>> Start Excerpted data

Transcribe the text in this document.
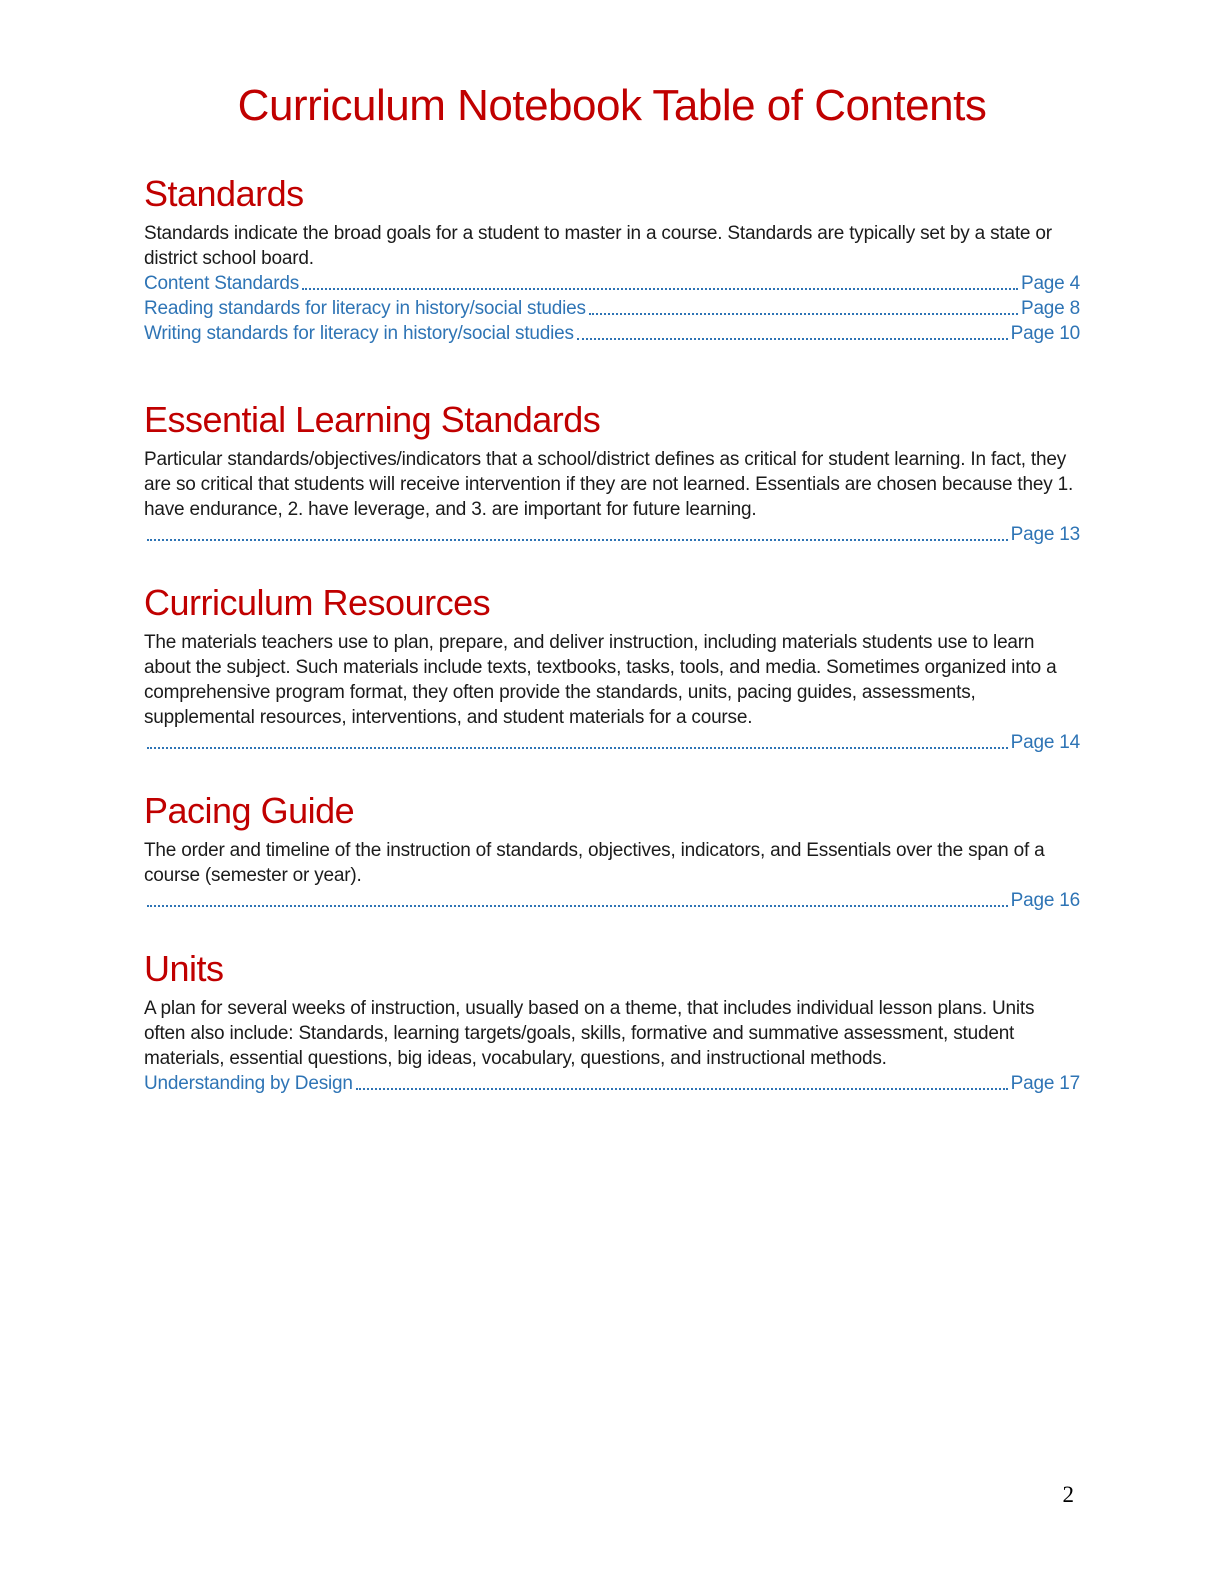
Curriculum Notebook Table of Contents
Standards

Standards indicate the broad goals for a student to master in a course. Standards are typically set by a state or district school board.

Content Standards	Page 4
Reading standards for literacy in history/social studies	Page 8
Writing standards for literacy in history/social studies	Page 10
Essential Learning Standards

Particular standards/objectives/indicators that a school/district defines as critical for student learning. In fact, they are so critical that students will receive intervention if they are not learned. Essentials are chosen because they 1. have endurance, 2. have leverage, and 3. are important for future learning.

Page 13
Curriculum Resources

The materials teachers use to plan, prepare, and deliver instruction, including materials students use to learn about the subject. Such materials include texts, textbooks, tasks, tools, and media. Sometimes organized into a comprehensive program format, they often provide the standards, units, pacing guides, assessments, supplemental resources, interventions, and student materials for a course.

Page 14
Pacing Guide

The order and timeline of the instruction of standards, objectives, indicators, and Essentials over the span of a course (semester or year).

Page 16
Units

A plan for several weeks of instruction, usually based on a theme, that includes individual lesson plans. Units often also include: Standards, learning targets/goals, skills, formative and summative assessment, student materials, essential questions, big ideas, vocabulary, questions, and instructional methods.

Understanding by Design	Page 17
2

>> End Excerpted data
>> Start Excerpted data

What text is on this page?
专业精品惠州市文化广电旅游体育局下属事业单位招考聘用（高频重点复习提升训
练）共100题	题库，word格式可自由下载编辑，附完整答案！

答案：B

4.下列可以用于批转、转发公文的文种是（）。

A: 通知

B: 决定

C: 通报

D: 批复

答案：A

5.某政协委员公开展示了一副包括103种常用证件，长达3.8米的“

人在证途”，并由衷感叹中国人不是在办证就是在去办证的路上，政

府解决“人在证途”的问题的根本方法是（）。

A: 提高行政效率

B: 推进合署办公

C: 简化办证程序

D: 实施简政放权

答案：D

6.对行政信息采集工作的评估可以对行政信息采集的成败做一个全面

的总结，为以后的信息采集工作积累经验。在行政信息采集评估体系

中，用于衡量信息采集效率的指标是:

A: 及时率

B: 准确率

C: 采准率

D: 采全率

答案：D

>> End Excerpted data

Your task: Tally the lines of the listing that include "history". Reply with nothing but the count.

Output below: 2